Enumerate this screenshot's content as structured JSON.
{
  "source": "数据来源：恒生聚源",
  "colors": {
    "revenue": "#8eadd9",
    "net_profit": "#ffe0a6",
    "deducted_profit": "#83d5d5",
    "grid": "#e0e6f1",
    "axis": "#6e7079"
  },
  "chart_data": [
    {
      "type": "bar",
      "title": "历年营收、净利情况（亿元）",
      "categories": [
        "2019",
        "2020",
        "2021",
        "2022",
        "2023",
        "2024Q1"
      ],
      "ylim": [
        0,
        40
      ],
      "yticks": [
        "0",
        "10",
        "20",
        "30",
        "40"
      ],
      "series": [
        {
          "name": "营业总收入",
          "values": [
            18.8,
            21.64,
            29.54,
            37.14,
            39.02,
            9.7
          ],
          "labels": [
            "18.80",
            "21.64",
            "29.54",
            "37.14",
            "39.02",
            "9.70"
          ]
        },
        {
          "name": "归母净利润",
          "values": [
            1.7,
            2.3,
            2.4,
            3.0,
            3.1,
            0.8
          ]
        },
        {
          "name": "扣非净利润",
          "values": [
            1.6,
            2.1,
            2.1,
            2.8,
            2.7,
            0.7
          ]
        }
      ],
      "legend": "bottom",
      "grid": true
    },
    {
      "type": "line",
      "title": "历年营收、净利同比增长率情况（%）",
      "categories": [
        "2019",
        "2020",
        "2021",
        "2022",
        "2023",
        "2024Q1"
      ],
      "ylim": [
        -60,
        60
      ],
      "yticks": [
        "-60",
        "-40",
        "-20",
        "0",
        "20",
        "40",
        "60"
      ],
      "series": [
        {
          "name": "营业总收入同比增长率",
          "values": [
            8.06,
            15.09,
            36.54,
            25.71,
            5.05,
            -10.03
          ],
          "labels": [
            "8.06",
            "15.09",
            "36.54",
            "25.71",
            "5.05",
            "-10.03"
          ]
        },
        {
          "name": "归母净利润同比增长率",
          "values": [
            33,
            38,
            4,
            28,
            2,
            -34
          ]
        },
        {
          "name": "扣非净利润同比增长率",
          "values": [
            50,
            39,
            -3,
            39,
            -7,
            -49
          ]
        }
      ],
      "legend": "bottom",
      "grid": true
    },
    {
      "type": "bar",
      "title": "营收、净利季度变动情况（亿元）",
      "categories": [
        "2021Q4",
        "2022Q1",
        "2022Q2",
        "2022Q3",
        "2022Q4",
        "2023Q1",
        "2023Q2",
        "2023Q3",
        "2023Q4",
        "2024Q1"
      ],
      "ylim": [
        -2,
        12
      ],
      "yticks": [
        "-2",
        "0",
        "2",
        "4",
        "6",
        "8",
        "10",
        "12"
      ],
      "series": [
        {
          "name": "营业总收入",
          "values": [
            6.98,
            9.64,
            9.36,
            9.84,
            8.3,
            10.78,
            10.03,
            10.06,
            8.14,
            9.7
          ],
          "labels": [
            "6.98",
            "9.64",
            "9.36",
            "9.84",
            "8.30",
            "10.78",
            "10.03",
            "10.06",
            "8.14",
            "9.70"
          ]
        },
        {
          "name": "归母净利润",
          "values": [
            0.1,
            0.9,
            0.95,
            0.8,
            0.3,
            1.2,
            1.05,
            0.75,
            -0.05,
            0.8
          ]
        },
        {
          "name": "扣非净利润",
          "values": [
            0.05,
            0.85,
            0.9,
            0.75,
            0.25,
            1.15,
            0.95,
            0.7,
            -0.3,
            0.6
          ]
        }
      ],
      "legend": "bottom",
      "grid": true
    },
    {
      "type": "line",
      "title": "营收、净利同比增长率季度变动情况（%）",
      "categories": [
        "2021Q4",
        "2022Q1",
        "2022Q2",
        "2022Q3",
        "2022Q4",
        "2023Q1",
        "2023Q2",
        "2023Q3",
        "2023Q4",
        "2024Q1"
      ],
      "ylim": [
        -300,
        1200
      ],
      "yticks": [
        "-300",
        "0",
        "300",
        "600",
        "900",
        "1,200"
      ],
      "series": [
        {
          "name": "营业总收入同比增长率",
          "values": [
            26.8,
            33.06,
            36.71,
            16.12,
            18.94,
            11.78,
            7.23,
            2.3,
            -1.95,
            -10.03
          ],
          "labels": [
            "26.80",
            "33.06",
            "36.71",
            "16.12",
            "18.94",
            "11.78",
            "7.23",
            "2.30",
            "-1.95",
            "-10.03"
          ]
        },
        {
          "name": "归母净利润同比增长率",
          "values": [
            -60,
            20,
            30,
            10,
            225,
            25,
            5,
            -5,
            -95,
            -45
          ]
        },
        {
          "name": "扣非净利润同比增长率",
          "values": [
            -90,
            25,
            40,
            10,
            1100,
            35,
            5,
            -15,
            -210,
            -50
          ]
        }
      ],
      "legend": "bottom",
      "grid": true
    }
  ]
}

= = = = = = =

Repeat all of the records above exactly as they appear.

Enumerate this screenshot's content as structured JSON.
{
  "source": "数据来源：恒生聚源",
  "colors": {
    "revenue": "#8eadd9",
    "net_profit": "#ffe0a6",
    "deducted_profit": "#83d5d5",
    "grid": "#e0e6f1",
    "axis": "#6e7079"
  },
  "chart_data": [
    {
      "type": "bar",
      "title": "历年营收、净利情况（亿元）",
      "categories": [
        "2019",
        "2020",
        "2021",
        "2022",
        "2023",
        "2024Q1"
      ],
      "ylim": [
        0,
        40
      ],
      "yticks": [
        "0",
        "10",
        "20",
        "30",
        "40"
      ],
      "series": [
        {
          "name": "营业总收入",
          "values": [
            18.8,
            21.64,
            29.54,
            37.14,
            39.02,
            9.7
          ],
          "labels": [
            "18.80",
            "21.64",
            "29.54",
            "37.14",
            "39.02",
            "9.70"
          ]
        },
        {
          "name": "归母净利润",
          "values": [
            1.7,
            2.3,
            2.4,
            3.0,
            3.1,
            0.8
          ]
        },
        {
          "name": "扣非净利润",
          "values": [
            1.6,
            2.1,
            2.1,
            2.8,
            2.7,
            0.7
          ]
        }
      ],
      "legend": "bottom",
      "grid": true
    },
    {
      "type": "line",
      "title": "历年营收、净利同比增长率情况（%）",
      "categories": [
        "2019",
        "2020",
        "2021",
        "2022",
        "2023",
        "2024Q1"
      ],
      "ylim": [
        -60,
        60
      ],
      "yticks": [
        "-60",
        "-40",
        "-20",
        "0",
        "20",
        "40",
        "60"
      ],
      "series": [
        {
          "name": "营业总收入同比增长率",
          "values": [
            8.06,
            15.09,
            36.54,
            25.71,
            5.05,
            -10.03
          ],
          "labels": [
            "8.06",
            "15.09",
            "36.54",
            "25.71",
            "5.05",
            "-10.03"
          ]
        },
        {
          "name": "归母净利润同比增长率",
          "values": [
            33,
            38,
            4,
            28,
            2,
            -34
          ]
        },
        {
          "name": "扣非净利润同比增长率",
          "values": [
            50,
            39,
            -3,
            39,
            -7,
            -49
          ]
        }
      ],
      "legend": "bottom",
      "grid": true
    },
    {
      "type": "bar",
      "title": "营收、净利季度变动情况（亿元）",
      "categories": [
        "2021Q4",
        "2022Q1",
        "2022Q2",
        "2022Q3",
        "2022Q4",
        "2023Q1",
        "2023Q2",
        "2023Q3",
        "2023Q4",
        "2024Q1"
      ],
      "ylim": [
        -2,
        12
      ],
      "yticks": [
        "-2",
        "0",
        "2",
        "4",
        "6",
        "8",
        "10",
        "12"
      ],
      "series": [
        {
          "name": "营业总收入",
          "values": [
            6.98,
            9.64,
            9.36,
            9.84,
            8.3,
            10.78,
            10.03,
            10.06,
            8.14,
            9.7
          ],
          "labels": [
            "6.98",
            "9.64",
            "9.36",
            "9.84",
            "8.30",
            "10.78",
            "10.03",
            "10.06",
            "8.14",
            "9.70"
          ]
        },
        {
          "name": "归母净利润",
          "values": [
            0.1,
            0.9,
            0.95,
            0.8,
            0.3,
            1.2,
            1.05,
            0.75,
            -0.05,
            0.8
          ]
        },
        {
          "name": "扣非净利润",
          "values": [
            0.05,
            0.85,
            0.9,
            0.75,
            0.25,
            1.15,
            0.95,
            0.7,
            -0.3,
            0.6
          ]
        }
      ],
      "legend": "bottom",
      "grid": true
    },
    {
      "type": "line",
      "title": "营收、净利同比增长率季度变动情况（%）",
      "categories": [
        "2021Q4",
        "2022Q1",
        "2022Q2",
        "2022Q3",
        "2022Q4",
        "2023Q1",
        "2023Q2",
        "2023Q3",
        "2023Q4",
        "2024Q1"
      ],
      "ylim": [
        -300,
        1200
      ],
      "yticks": [
        "-300",
        "0",
        "300",
        "600",
        "900",
        "1,200"
      ],
      "series": [
        {
          "name": "营业总收入同比增长率",
          "values": [
            26.8,
            33.06,
            36.71,
            16.12,
            18.94,
            11.78,
            7.23,
            2.3,
            -1.95,
            -10.03
          ],
          "labels": [
            "26.80",
            "33.06",
            "36.71",
            "16.12",
            "18.94",
            "11.78",
            "7.23",
            "2.30",
            "-1.95",
            "-10.03"
          ]
        },
        {
          "name": "归母净利润同比增长率",
          "values": [
            -60,
            20,
            30,
            10,
            225,
            25,
            5,
            -5,
            -95,
            -45
          ]
        },
        {
          "name": "扣非净利润同比增长率",
          "values": [
            -90,
            25,
            40,
            10,
            1100,
            35,
            5,
            -15,
            -210,
            -50
          ]
        }
      ],
      "legend": "bottom",
      "grid": true
    }
  ]
}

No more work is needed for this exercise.